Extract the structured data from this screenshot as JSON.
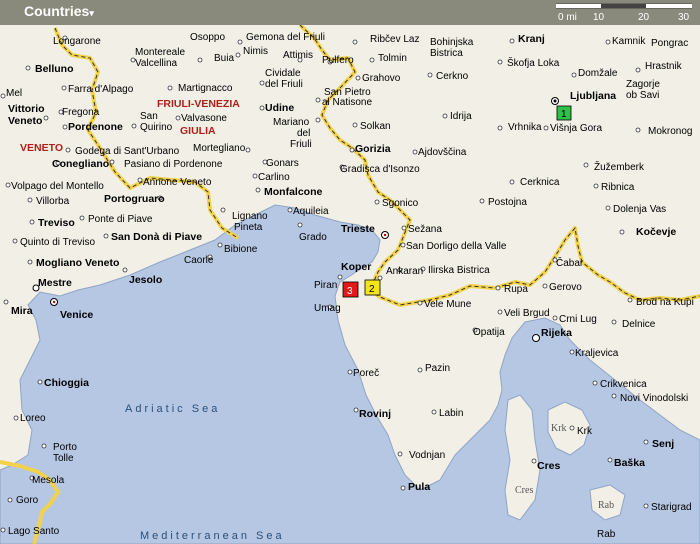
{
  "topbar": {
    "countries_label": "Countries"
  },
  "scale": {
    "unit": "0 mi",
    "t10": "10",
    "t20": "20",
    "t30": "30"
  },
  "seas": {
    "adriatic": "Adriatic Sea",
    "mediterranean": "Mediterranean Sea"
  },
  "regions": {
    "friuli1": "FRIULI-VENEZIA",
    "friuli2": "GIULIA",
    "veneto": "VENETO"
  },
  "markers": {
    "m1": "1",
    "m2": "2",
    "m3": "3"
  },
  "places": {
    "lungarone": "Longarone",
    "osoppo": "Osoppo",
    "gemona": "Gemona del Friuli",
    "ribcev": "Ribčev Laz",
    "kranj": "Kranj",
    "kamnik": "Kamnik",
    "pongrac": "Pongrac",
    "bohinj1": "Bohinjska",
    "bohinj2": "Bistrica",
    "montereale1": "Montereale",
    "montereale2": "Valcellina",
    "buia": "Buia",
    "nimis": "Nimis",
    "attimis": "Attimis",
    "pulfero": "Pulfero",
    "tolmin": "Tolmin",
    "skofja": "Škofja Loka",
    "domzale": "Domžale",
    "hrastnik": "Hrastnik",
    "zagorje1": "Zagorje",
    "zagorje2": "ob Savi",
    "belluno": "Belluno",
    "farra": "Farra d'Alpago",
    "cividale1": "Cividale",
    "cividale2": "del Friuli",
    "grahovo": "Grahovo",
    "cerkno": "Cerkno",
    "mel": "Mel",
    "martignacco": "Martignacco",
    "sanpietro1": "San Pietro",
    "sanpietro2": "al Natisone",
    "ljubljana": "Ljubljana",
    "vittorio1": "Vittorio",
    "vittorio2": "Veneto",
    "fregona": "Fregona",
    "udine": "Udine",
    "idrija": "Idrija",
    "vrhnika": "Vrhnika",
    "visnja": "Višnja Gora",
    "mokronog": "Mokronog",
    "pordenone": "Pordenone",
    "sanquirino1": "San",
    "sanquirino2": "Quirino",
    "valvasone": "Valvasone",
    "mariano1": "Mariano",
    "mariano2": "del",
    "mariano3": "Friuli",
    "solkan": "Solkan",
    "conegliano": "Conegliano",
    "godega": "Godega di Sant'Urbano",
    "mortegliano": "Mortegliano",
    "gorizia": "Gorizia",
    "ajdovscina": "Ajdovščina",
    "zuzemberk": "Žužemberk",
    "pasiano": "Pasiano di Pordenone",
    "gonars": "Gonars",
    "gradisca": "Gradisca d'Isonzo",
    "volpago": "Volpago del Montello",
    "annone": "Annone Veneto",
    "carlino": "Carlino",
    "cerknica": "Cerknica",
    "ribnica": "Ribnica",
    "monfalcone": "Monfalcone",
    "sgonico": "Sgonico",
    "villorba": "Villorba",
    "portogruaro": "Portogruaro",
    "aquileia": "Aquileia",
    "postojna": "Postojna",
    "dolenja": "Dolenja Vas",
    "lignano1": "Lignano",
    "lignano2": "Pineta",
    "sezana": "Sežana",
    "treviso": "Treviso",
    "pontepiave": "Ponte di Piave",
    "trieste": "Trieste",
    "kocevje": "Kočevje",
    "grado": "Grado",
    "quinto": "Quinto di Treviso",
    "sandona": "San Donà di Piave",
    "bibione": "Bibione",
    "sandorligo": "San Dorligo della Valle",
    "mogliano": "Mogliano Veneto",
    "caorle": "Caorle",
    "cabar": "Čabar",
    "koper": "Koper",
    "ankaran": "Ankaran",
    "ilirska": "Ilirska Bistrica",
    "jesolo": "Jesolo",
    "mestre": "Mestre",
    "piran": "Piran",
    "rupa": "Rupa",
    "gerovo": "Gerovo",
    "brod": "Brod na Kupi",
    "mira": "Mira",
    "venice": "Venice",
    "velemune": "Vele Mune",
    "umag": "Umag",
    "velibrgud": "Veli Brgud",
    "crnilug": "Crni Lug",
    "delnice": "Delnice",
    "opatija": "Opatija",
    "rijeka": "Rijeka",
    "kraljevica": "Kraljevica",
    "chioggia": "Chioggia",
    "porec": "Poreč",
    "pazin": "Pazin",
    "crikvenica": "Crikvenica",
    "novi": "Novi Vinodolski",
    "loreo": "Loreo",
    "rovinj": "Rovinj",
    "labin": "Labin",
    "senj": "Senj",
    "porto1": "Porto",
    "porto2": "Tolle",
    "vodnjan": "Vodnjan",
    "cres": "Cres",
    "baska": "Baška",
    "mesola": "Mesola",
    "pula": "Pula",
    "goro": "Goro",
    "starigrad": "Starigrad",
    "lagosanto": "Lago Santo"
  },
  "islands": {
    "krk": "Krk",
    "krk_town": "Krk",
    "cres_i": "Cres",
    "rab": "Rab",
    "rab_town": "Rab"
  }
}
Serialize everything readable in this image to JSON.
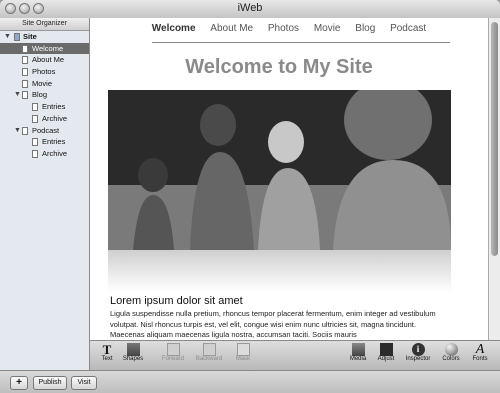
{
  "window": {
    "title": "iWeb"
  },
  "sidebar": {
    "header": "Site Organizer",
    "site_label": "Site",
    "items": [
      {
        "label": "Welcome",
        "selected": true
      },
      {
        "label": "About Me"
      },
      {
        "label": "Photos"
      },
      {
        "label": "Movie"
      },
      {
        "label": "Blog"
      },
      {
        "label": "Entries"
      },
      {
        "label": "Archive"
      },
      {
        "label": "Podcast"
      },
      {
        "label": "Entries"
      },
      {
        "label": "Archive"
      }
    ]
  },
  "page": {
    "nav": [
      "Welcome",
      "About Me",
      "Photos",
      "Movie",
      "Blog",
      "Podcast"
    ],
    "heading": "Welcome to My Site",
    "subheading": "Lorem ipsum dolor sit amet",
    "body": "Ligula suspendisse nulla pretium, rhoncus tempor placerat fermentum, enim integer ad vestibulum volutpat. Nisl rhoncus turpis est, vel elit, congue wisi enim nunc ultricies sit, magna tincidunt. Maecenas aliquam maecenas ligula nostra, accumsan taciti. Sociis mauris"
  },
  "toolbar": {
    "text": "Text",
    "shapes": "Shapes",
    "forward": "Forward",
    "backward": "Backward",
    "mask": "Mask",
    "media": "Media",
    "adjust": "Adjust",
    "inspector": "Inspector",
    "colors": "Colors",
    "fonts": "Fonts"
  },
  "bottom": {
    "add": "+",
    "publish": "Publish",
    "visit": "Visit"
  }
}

------------------------------------------------------------------------

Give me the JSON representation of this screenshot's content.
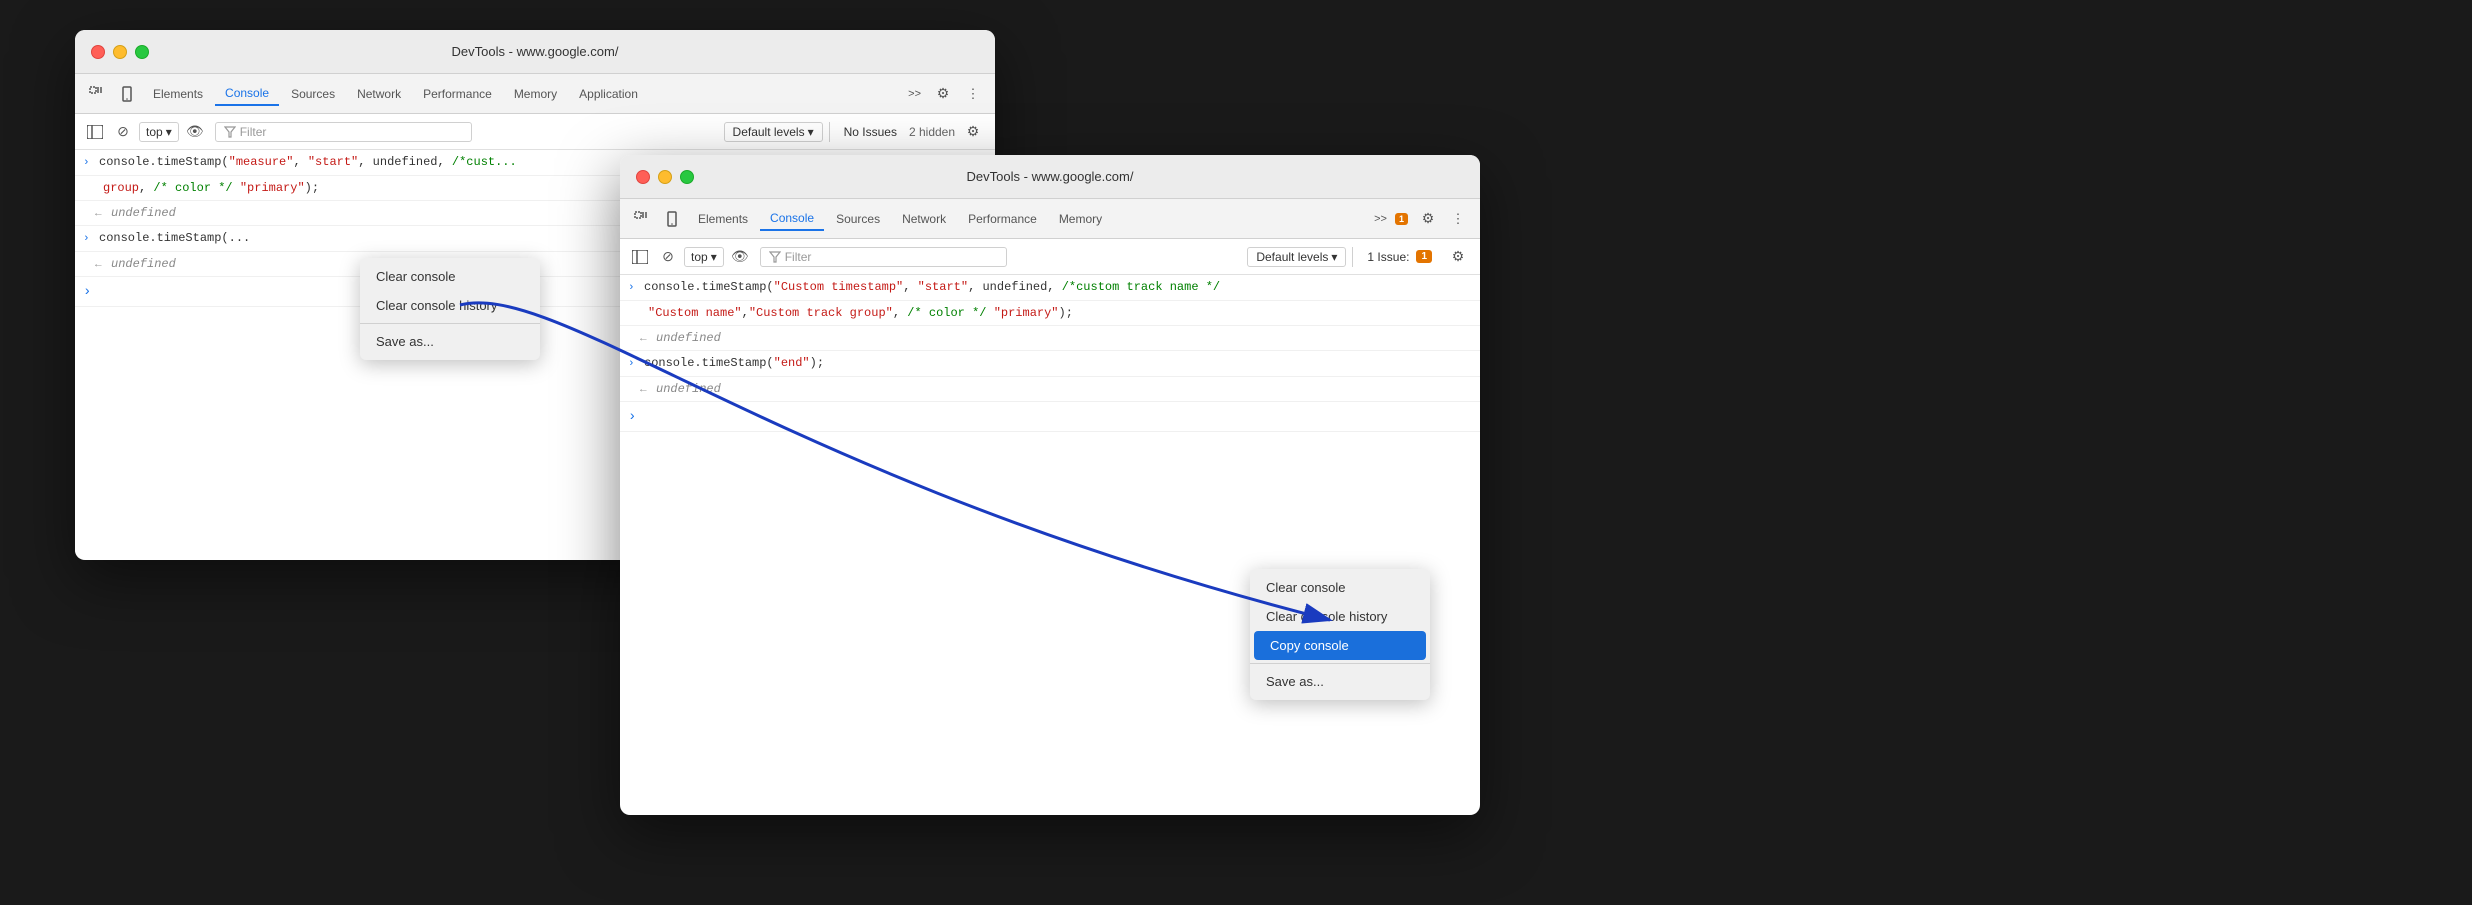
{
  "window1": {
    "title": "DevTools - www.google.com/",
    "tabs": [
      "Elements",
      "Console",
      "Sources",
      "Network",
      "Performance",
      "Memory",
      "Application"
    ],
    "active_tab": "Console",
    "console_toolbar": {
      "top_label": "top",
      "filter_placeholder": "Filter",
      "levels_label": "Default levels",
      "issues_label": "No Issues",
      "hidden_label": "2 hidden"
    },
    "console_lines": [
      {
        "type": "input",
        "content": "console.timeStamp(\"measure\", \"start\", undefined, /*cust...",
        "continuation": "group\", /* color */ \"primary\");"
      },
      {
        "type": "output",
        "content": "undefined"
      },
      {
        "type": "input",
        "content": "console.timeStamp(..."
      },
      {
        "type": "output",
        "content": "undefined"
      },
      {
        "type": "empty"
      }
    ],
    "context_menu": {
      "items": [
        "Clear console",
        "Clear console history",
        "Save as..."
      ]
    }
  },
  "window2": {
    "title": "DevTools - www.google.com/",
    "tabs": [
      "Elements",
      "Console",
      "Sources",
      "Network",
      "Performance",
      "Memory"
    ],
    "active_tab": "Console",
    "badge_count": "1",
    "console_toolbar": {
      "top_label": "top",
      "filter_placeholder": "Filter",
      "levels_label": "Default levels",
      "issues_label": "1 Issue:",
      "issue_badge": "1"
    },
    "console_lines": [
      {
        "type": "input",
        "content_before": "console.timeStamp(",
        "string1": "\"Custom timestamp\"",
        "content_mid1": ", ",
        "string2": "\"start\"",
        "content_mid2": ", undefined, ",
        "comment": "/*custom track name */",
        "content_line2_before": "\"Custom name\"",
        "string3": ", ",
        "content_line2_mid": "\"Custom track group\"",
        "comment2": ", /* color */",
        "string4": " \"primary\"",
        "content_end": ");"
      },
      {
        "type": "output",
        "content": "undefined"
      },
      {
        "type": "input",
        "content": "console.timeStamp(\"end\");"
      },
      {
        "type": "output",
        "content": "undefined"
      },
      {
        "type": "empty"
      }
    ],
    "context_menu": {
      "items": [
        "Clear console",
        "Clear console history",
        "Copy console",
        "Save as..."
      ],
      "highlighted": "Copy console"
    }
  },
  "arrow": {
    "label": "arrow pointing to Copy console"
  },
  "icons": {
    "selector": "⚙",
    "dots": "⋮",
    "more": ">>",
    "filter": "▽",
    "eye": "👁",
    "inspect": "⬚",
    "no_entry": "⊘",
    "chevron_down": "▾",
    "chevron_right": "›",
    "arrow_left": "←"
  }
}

------------------------------------------------------------------------

Identify lines with the string "Welcome". Copy each one.

• RESULT OF THE TASK
        "label": "Welcome",
      "Welcome",
    "heading": "Welcome to My Site",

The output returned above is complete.